→ STUDY TEXT:
::::::
The factors that determine a brand’s packaging spend are varied and can be highly nuanced. These factors range from the design of the packaging itself to the materials used to create it, the processes used to pack the product and the shipment methods that carry the product from the packaging line to its ultimate destination. Those key factors and every input in between combine to determine the overall spend. With that level of complexity, it can be easy for brands to miss optimization opportunities and overspend on packaging without even recognizing the problems. This making getting started with packaging cost savings a tricky part of the process.
While the process of reviewing every aspect of a packaging operation can seem daunting, recognizing factors that lead to overspending and identifying solutions to rein in those costs is within the grasp of every packaging team.
Factors that Drive Up Packaging Costs
There are many factors that impact the costs of packaging, and changes to any of those factors can lead to a brand overspending on its packaging operations. The most obvious of those factors is time; as packaging technology advances over time, newer materials and packaging specifications may offer equivalent or improved product protection at a lower cost. For brands that sustain success over a long period of time, packaging may remain unchanged. As the saying goes, if it’s not broke, don’t fix it. But sticking with the same materials and packaging processes as lower-cost alternatives become available can lead to overspending on packaging.
Rapid growth or change is another factor that can create a deficit between the current packaging spend and an optimized packaging spend. Pricing agreements a brand reaches with its packaging suppliers can become a source of cost inflation when a brand grows quickly. A year-over-year increase in sales is likely to produce a proportional increase in the amount of packaging materials required to safely ship products to customers. Revisiting those pricing agreements and renegotiating rates based on new quantities is likely to produce a lower cost per unit.
::::::
→ MATERIAL SUPPLIED:
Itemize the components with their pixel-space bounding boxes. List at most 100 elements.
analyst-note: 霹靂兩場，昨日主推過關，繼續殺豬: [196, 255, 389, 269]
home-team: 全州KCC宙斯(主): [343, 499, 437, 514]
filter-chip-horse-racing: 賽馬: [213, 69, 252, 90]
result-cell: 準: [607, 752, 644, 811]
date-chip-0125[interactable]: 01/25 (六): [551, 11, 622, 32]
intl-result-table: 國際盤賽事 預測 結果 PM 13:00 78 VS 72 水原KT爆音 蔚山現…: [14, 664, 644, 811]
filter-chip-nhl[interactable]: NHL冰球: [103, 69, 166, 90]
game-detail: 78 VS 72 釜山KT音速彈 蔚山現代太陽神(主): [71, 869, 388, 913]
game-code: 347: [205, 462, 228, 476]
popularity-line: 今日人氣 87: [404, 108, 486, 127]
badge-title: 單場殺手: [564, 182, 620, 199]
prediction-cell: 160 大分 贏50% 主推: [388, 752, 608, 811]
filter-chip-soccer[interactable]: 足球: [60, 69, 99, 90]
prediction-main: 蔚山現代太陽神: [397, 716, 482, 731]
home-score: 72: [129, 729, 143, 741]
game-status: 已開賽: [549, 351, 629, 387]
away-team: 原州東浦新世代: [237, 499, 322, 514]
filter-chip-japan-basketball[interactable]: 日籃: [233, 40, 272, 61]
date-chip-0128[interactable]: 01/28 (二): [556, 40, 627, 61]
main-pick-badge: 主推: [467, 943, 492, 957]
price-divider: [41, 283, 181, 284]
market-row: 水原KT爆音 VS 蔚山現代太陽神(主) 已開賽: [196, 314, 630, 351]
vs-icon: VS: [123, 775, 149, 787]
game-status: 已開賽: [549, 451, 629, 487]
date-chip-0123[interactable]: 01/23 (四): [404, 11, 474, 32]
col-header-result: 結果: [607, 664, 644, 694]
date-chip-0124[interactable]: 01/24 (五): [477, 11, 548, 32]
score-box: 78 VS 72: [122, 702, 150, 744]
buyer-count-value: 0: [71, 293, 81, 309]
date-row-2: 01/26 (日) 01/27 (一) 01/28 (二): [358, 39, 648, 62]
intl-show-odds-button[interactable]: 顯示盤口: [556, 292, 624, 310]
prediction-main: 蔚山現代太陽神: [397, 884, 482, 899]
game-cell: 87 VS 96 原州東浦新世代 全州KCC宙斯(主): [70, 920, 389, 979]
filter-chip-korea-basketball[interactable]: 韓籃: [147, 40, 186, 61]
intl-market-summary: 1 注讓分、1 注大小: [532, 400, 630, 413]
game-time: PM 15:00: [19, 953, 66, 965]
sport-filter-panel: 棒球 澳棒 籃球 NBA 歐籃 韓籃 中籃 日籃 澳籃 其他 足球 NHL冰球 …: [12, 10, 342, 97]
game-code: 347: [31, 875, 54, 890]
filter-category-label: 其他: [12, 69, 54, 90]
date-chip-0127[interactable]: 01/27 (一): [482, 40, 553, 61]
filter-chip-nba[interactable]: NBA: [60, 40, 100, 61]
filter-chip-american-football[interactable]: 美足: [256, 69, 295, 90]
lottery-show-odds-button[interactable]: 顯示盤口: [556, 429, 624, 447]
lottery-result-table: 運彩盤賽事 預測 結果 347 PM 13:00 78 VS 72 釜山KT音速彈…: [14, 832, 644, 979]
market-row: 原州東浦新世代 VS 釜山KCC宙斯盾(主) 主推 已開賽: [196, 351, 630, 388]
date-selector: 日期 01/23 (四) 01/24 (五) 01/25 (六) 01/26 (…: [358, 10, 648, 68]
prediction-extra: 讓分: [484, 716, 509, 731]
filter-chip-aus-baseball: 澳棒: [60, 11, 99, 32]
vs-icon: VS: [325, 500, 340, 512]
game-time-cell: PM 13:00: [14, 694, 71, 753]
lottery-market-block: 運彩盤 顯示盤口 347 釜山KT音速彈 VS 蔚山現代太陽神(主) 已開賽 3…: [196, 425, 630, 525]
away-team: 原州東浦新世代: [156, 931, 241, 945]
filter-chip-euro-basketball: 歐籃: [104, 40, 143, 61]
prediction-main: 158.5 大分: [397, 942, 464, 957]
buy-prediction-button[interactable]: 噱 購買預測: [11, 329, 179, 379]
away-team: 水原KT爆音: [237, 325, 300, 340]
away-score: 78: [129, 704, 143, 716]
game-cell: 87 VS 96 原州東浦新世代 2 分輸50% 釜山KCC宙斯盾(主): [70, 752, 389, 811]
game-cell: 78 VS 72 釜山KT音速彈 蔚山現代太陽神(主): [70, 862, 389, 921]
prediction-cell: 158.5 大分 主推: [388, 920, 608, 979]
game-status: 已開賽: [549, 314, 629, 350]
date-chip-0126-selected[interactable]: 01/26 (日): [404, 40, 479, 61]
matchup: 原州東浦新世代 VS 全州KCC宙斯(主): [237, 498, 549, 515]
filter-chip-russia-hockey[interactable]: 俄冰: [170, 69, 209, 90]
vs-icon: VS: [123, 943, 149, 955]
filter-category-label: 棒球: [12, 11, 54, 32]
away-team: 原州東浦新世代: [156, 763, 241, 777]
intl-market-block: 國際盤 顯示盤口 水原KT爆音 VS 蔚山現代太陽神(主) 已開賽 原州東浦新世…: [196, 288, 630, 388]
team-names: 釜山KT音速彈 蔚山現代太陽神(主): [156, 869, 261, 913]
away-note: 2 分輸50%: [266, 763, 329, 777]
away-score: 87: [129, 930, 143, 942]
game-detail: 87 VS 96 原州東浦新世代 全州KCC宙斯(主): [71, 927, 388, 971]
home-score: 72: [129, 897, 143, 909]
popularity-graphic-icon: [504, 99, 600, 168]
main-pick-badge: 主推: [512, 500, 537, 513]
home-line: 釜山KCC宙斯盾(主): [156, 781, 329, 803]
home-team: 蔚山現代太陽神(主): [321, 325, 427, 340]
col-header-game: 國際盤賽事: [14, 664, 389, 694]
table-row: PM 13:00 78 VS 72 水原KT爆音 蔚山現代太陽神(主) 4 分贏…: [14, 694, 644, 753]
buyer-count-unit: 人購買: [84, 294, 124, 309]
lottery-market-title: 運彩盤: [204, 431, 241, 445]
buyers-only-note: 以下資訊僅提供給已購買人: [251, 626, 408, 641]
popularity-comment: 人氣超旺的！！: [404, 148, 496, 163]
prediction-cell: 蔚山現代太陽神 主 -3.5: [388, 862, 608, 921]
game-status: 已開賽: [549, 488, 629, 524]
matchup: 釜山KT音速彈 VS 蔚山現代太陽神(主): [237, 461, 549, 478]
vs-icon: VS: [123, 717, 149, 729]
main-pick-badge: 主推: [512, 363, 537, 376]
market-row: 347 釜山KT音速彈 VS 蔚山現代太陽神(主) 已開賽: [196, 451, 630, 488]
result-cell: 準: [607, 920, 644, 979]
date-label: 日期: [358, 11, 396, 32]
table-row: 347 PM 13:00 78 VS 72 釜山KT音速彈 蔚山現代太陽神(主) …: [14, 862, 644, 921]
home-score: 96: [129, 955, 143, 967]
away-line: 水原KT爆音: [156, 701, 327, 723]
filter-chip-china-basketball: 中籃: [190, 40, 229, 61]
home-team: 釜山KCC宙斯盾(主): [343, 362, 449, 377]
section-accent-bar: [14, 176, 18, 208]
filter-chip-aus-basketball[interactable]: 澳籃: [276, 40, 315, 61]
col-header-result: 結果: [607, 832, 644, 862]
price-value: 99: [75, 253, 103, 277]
::::::
→ REQUIRED WORK:
A: In the packaging costs text, what is named as the most obvious factor that impacts packaging costs?
B: Please quote word for word the part of the packaging costs text that opens with the words containing "While the process" and closes with "every packaging team.".

→ ANSWERS PROVIDED:
A: Time.

B:
While the process of reviewing every aspect of a packaging operation can seem daunting, recognizing factors that lead to overspending and identifying solutions to rein in those costs is within the grasp of every packaging team.